Dataset entries:
------------------------------------------------------------------------
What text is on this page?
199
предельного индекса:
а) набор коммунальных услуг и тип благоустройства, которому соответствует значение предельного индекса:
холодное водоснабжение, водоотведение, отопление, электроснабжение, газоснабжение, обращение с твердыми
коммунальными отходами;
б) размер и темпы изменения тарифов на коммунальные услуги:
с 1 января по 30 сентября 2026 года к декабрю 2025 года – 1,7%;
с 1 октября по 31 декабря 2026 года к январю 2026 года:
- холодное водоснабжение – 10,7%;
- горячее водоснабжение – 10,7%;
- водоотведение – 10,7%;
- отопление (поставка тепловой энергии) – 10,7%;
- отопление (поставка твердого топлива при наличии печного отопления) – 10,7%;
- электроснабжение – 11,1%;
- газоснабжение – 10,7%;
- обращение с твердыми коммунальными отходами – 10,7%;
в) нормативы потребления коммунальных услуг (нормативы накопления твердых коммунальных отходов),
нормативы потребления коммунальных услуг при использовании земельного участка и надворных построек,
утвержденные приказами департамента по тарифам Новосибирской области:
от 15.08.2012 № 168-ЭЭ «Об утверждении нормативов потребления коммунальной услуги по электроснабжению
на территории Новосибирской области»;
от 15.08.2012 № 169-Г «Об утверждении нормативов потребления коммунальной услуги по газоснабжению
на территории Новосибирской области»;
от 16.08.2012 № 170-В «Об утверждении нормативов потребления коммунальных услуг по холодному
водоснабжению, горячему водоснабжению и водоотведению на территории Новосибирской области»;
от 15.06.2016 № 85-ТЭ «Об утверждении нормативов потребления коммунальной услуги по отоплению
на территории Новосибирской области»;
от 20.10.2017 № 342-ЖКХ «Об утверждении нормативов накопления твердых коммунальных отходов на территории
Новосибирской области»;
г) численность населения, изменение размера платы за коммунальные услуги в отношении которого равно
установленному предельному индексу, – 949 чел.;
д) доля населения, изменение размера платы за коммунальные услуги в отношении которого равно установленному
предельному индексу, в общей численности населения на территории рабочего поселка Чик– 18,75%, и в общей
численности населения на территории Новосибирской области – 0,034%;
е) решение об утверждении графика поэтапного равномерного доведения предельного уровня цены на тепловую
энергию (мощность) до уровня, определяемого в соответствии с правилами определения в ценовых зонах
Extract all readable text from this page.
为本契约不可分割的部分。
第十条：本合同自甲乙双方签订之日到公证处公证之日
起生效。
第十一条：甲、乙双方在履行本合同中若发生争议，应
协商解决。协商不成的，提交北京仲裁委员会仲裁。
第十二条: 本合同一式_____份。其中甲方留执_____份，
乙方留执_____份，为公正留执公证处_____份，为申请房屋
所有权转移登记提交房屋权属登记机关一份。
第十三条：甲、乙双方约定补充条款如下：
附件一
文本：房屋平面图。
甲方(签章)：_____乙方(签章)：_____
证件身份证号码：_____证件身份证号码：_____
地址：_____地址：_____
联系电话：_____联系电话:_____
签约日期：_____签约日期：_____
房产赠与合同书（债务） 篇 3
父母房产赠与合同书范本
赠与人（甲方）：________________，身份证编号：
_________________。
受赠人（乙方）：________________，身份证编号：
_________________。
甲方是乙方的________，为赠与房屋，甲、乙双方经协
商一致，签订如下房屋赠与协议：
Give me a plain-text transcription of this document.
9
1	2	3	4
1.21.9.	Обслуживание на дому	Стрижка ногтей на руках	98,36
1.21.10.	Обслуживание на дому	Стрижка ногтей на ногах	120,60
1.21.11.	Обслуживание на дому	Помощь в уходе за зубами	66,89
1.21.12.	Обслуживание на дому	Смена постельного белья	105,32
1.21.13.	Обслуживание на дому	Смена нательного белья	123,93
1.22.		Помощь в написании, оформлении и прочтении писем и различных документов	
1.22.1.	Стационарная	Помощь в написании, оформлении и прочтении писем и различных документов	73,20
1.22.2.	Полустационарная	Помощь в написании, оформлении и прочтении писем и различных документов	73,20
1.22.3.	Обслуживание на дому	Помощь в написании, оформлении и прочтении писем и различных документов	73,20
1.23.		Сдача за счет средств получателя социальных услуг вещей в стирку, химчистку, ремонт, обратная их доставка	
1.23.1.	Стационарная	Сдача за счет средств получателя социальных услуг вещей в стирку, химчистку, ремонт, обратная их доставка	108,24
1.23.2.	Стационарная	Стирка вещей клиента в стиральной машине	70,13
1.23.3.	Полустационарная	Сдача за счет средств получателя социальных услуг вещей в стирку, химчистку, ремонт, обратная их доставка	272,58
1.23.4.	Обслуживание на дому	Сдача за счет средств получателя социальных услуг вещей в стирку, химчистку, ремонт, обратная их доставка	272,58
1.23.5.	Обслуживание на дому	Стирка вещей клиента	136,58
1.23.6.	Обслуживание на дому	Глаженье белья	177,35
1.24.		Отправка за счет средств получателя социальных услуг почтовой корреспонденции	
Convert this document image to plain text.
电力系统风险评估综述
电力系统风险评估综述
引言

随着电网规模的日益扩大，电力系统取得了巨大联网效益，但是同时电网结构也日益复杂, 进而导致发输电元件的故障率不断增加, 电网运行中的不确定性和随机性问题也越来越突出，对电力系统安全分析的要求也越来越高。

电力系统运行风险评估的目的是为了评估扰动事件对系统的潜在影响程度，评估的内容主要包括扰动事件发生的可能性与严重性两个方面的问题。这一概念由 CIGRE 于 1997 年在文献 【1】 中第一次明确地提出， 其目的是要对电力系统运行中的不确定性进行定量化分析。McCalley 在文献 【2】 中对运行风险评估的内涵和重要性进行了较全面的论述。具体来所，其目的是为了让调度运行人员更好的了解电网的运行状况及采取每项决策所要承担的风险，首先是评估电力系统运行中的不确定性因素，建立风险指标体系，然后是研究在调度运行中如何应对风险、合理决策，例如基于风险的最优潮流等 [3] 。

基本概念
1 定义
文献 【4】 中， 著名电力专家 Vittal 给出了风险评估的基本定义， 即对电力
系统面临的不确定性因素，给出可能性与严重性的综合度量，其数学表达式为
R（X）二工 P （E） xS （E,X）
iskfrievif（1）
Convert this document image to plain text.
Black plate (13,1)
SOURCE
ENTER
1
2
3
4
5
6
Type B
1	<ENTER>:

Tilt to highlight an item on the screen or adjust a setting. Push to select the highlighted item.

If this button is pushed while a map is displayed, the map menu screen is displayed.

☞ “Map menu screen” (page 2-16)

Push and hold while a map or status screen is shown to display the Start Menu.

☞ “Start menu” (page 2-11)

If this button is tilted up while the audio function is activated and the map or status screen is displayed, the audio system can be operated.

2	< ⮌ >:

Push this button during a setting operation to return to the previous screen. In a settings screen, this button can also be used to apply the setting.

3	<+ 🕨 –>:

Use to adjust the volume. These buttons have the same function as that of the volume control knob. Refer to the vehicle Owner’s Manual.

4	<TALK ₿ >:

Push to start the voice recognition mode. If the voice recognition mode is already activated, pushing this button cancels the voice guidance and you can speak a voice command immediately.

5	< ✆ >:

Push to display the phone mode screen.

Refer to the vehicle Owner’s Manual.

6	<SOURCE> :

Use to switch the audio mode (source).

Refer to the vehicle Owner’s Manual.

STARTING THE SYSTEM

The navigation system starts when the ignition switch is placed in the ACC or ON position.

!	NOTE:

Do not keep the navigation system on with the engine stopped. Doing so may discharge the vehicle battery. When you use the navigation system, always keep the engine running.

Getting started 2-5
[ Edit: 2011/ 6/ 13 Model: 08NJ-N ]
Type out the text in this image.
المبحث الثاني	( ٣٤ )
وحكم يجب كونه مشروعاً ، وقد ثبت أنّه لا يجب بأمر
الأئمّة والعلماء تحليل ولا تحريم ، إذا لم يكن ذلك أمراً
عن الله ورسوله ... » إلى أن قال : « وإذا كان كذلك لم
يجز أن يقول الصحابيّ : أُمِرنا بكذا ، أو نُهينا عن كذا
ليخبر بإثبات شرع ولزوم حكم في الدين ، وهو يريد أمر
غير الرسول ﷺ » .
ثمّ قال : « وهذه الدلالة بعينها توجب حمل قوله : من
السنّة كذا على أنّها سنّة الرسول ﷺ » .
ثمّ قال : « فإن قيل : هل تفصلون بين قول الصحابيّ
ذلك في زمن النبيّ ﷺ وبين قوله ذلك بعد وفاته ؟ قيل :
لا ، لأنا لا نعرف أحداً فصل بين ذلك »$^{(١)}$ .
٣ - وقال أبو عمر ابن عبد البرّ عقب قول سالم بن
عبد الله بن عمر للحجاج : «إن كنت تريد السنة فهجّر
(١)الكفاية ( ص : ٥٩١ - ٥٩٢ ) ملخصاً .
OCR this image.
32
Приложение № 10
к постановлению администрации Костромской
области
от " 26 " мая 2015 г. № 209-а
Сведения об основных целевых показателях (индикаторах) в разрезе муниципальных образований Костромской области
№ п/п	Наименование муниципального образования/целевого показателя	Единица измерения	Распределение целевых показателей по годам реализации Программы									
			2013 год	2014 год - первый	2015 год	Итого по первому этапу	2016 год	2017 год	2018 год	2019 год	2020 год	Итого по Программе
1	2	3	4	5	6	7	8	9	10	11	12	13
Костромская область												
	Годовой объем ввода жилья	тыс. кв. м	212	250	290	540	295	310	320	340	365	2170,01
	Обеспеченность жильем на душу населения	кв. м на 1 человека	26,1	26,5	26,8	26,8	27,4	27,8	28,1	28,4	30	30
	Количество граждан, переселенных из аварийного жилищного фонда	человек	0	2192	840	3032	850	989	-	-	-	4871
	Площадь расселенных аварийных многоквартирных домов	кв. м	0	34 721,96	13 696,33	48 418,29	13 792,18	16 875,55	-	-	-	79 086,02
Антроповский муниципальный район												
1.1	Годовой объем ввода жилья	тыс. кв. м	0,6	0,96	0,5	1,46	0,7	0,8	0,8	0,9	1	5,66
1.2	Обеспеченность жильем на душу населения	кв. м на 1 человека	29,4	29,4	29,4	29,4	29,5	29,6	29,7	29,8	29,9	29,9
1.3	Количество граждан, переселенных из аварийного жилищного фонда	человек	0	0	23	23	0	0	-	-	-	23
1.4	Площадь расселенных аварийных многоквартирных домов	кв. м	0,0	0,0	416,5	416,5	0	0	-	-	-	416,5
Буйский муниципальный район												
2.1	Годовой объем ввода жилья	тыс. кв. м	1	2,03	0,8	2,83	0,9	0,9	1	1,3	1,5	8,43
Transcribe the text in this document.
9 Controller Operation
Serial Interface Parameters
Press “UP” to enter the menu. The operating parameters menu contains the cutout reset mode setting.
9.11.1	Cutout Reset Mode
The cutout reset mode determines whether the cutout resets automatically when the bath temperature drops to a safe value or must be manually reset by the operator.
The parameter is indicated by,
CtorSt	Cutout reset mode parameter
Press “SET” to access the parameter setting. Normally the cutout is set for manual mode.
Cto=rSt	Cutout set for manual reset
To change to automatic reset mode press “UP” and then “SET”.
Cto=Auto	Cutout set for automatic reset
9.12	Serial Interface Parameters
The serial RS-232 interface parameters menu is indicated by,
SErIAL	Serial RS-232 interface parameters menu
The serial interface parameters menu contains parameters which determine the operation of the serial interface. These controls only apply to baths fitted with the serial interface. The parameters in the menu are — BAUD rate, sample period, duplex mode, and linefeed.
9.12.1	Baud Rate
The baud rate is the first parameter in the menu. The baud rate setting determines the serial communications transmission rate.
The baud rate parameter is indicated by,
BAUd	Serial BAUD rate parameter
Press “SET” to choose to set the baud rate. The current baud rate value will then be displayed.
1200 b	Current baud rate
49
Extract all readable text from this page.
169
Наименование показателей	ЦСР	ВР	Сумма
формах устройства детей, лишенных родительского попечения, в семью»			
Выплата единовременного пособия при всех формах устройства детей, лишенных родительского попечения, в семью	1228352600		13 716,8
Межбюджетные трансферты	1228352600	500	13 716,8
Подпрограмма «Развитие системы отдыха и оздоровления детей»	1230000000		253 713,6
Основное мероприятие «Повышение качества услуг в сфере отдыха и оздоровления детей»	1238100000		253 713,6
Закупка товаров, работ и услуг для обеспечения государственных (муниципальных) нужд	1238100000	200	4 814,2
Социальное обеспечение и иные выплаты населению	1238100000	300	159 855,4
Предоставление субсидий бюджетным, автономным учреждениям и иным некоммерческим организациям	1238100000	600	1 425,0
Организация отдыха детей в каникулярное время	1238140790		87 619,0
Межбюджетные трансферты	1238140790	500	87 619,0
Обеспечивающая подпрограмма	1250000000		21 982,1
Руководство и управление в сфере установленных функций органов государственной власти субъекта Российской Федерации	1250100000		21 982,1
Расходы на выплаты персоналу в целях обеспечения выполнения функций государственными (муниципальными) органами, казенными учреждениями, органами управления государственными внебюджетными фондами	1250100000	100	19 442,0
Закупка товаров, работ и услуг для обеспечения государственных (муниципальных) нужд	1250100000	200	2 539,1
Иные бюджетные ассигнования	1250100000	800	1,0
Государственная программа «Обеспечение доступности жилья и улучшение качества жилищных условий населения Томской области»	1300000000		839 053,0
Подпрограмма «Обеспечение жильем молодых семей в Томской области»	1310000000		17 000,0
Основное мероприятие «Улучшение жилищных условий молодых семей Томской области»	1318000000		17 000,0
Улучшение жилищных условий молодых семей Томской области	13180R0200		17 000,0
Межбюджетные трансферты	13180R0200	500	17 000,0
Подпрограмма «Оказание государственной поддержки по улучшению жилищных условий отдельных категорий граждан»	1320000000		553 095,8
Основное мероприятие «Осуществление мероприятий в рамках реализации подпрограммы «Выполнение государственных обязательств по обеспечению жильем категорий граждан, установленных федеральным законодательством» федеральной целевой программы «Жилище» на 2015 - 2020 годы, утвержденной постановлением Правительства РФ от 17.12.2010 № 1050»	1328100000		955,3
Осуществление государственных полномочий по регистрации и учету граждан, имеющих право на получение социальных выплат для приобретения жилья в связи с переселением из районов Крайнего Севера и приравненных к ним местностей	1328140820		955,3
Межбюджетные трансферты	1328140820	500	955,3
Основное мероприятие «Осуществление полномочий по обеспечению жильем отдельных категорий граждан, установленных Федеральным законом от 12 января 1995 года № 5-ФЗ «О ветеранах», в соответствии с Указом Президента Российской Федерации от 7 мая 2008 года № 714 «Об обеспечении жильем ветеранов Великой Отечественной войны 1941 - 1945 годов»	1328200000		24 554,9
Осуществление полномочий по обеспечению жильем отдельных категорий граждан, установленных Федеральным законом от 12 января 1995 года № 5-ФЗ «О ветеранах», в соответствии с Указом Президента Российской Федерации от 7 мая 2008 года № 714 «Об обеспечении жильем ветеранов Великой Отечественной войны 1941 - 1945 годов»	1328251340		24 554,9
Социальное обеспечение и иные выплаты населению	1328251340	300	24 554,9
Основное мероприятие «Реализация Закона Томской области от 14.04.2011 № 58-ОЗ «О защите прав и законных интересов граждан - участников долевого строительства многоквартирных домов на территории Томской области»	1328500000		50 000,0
------------------------------------------------------------------------
What is expected: Scan the listing above. Gather each line that contains the word "отходами".

Response below:
коммунальными отходами;
- обращение с твердыми коммунальными отходами – 10,7%;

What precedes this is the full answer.